-- begin MATERIALS PROVIDED --
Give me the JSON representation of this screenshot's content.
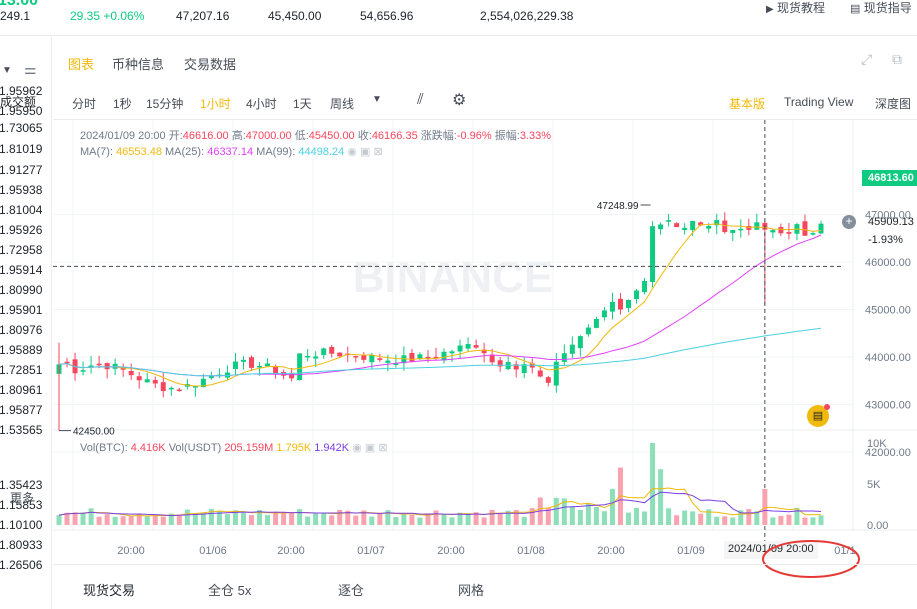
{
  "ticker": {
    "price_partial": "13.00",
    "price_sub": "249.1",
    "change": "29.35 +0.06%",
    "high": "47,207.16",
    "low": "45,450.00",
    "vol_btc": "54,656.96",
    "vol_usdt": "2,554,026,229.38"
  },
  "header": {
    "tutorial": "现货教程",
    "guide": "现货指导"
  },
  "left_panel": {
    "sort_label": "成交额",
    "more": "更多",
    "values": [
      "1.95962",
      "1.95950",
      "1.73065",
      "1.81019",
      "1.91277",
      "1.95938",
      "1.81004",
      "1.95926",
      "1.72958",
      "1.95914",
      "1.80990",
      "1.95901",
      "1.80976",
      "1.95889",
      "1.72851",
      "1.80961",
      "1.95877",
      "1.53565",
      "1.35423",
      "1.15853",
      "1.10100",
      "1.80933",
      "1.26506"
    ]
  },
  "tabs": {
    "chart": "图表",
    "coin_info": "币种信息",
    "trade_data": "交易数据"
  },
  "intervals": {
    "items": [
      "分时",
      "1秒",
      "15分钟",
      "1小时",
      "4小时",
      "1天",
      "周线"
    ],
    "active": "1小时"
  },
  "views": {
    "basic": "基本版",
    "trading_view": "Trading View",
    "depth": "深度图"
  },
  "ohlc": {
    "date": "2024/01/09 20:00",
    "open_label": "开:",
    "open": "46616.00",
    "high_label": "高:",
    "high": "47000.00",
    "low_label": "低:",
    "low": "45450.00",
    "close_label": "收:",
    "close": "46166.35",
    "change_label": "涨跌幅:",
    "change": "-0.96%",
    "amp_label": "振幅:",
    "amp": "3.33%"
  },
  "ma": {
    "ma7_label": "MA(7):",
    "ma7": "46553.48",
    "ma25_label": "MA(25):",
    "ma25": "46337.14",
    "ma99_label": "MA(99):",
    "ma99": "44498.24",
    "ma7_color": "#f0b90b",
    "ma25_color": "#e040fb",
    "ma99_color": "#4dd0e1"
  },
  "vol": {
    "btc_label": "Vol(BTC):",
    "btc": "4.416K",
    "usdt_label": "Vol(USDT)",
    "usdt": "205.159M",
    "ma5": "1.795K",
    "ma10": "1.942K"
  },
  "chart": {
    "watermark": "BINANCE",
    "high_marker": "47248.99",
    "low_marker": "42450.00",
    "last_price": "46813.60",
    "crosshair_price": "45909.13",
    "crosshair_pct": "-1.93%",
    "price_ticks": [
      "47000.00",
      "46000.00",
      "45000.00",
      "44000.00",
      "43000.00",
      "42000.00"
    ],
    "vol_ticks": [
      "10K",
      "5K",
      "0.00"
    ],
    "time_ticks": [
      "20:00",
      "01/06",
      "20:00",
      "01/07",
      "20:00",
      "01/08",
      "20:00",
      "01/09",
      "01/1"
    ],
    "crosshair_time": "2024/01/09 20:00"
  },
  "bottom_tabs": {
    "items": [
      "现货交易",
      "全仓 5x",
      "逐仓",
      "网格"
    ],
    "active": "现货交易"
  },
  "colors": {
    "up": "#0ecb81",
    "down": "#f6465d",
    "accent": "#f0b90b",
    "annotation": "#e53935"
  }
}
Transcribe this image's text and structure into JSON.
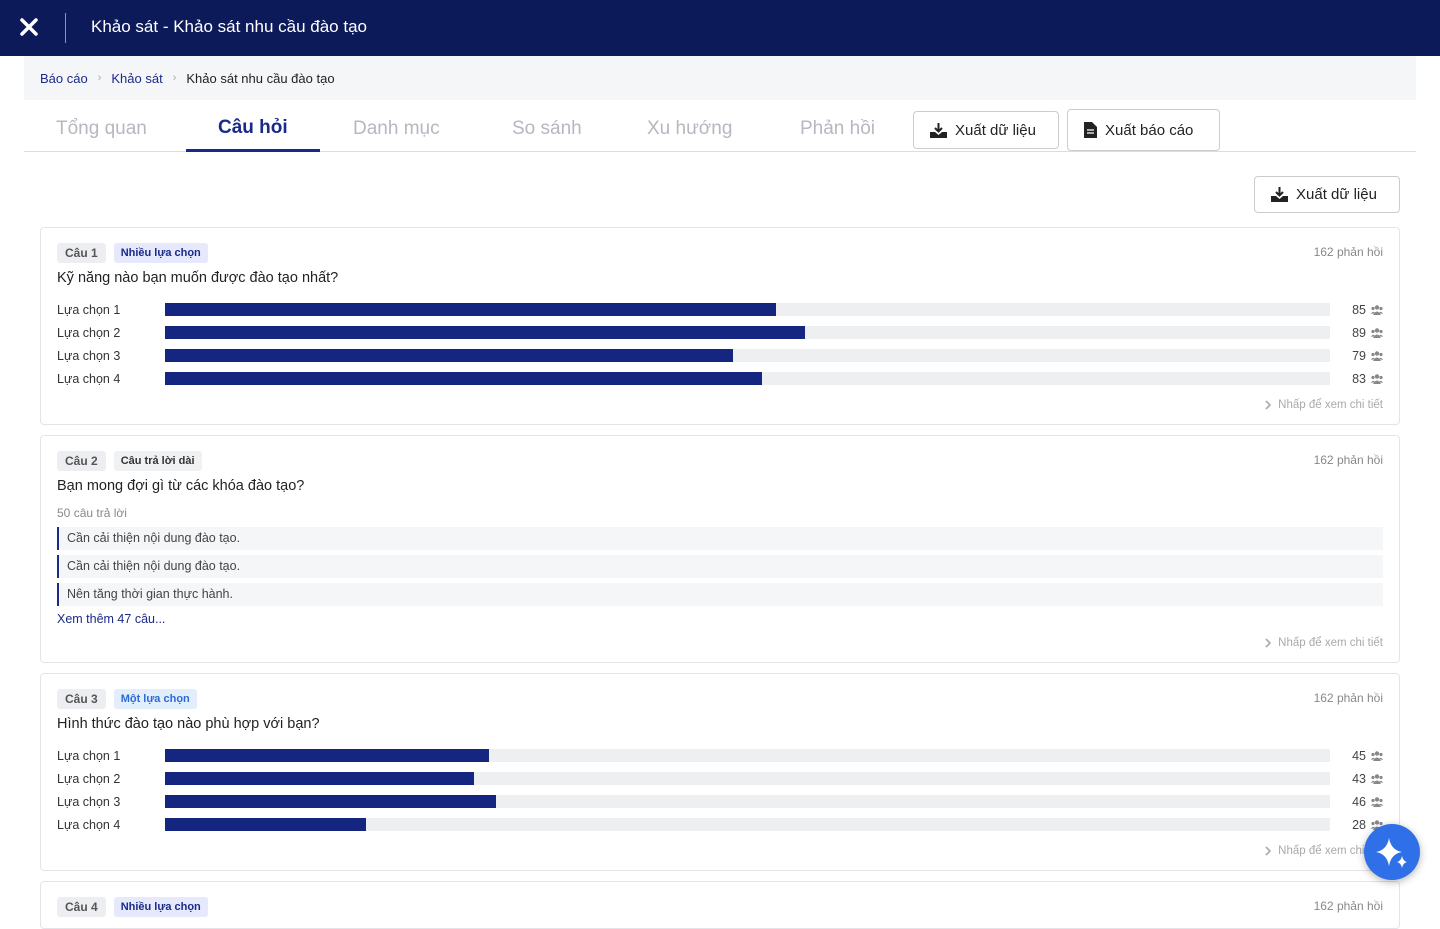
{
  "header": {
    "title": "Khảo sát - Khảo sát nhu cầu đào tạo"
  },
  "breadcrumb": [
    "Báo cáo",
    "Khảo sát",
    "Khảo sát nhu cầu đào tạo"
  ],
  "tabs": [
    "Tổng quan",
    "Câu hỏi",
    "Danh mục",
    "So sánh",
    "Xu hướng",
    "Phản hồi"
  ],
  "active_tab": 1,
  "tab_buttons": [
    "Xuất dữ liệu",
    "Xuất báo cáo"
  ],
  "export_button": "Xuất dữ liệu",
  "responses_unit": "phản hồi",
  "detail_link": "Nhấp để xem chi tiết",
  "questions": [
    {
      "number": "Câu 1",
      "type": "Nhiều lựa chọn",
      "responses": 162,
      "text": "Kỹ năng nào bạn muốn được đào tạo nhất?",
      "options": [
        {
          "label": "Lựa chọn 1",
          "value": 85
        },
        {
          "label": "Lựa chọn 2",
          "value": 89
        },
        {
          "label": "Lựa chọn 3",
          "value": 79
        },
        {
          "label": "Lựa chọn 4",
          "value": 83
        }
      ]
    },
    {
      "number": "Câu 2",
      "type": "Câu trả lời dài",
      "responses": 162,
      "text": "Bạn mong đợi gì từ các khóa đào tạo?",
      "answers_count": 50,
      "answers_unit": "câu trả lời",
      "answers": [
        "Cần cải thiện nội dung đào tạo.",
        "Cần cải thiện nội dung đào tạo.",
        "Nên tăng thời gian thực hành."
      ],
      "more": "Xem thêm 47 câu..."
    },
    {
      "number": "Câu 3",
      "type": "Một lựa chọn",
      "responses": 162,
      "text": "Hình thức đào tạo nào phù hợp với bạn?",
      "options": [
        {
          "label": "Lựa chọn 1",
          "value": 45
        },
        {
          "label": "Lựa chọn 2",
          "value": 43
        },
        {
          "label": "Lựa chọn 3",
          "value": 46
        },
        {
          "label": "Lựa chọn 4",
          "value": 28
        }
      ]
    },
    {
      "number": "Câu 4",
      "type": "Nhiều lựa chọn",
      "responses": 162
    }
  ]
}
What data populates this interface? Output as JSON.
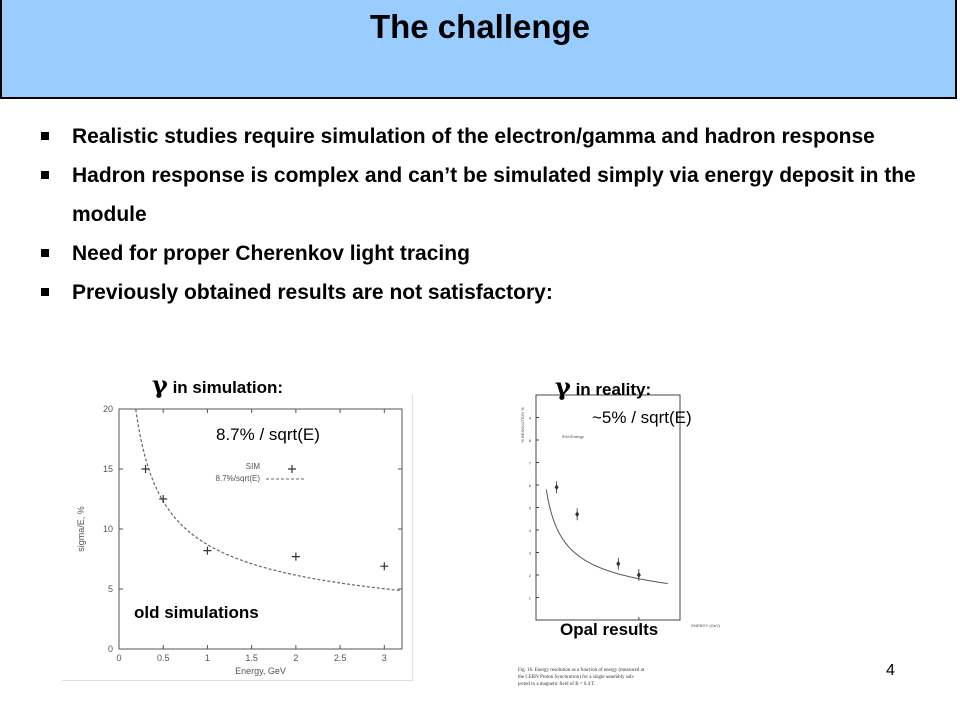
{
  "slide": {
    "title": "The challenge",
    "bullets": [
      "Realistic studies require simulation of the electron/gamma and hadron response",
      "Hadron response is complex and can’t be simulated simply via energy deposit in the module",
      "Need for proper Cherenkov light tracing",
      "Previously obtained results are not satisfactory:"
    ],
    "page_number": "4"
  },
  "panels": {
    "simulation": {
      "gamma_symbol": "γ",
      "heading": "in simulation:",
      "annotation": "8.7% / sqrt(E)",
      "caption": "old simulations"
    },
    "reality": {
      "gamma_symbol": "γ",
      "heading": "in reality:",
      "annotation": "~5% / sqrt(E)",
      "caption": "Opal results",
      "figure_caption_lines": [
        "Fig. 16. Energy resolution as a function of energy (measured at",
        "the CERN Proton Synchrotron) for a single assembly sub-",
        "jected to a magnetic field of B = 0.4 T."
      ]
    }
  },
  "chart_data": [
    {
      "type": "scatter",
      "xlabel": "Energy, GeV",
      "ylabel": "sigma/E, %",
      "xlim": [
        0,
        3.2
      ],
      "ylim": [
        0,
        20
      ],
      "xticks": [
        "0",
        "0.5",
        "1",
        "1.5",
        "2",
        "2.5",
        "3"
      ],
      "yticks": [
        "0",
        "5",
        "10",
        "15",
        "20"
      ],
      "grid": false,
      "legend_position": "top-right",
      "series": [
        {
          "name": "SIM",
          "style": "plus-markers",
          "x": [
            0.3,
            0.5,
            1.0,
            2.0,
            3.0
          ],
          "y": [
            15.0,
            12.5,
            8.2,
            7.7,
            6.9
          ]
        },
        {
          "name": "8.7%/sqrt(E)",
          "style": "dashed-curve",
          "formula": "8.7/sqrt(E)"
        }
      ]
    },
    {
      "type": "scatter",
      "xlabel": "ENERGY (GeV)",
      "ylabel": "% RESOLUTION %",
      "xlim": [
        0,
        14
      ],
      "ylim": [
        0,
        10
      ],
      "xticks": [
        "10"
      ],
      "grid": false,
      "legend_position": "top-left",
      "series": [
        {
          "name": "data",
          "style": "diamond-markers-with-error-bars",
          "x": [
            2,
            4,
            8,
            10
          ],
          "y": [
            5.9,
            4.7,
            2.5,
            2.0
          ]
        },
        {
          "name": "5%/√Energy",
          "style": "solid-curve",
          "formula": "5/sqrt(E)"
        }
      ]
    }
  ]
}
-- end MATERIALS PROVIDED --
**WRITTEN EXERCISE:** Report every line in the data above in which the word "Khảo" appears.

**RESPONSE BELOW:**
    "title": "Khảo sát - Khảo sát nhu cầu đào tạo"
    "Khảo sát",
    "Khảo sát nhu cầu đào tạo"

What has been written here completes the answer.